Produce the listing below again, exactly as shown.

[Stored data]
■ ■ ■

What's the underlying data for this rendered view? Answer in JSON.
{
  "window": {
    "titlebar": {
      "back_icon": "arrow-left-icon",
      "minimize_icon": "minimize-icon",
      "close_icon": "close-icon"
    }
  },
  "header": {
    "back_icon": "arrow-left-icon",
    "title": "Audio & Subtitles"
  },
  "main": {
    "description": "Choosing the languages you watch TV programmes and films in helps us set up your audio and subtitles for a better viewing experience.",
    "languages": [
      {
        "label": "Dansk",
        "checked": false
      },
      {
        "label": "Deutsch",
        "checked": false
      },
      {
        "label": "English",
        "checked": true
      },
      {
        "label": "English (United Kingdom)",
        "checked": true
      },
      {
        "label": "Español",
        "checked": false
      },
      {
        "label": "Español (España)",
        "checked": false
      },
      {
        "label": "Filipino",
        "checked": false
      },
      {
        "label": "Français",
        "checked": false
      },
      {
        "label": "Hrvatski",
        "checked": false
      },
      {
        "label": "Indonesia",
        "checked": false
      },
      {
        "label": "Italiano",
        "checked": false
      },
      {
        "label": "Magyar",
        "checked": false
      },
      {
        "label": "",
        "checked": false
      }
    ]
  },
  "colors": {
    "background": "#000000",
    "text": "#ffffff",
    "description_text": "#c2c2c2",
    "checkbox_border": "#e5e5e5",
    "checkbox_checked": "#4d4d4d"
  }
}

■ ■ ■

Answer for this exercise:
What's the underlying data for this rendered view? Answer in JSON.
{
  "window": {
    "titlebar": {
      "back_icon": "arrow-left-icon",
      "minimize_icon": "minimize-icon",
      "close_icon": "close-icon"
    }
  },
  "header": {
    "back_icon": "arrow-left-icon",
    "title": "Audio & Subtitles"
  },
  "main": {
    "description": "Choosing the languages you watch TV programmes and films in helps us set up your audio and subtitles for a better viewing experience.",
    "languages": [
      {
        "label": "Dansk",
        "checked": false
      },
      {
        "label": "Deutsch",
        "checked": false
      },
      {
        "label": "English",
        "checked": true
      },
      {
        "label": "English (United Kingdom)",
        "checked": true
      },
      {
        "label": "Español",
        "checked": false
      },
      {
        "label": "Español (España)",
        "checked": false
      },
      {
        "label": "Filipino",
        "checked": false
      },
      {
        "label": "Français",
        "checked": false
      },
      {
        "label": "Hrvatski",
        "checked": false
      },
      {
        "label": "Indonesia",
        "checked": false
      },
      {
        "label": "Italiano",
        "checked": false
      },
      {
        "label": "Magyar",
        "checked": false
      },
      {
        "label": "",
        "checked": false
      }
    ]
  },
  "colors": {
    "background": "#000000",
    "text": "#ffffff",
    "description_text": "#c2c2c2",
    "checkbox_border": "#e5e5e5",
    "checkbox_checked": "#4d4d4d"
  }
}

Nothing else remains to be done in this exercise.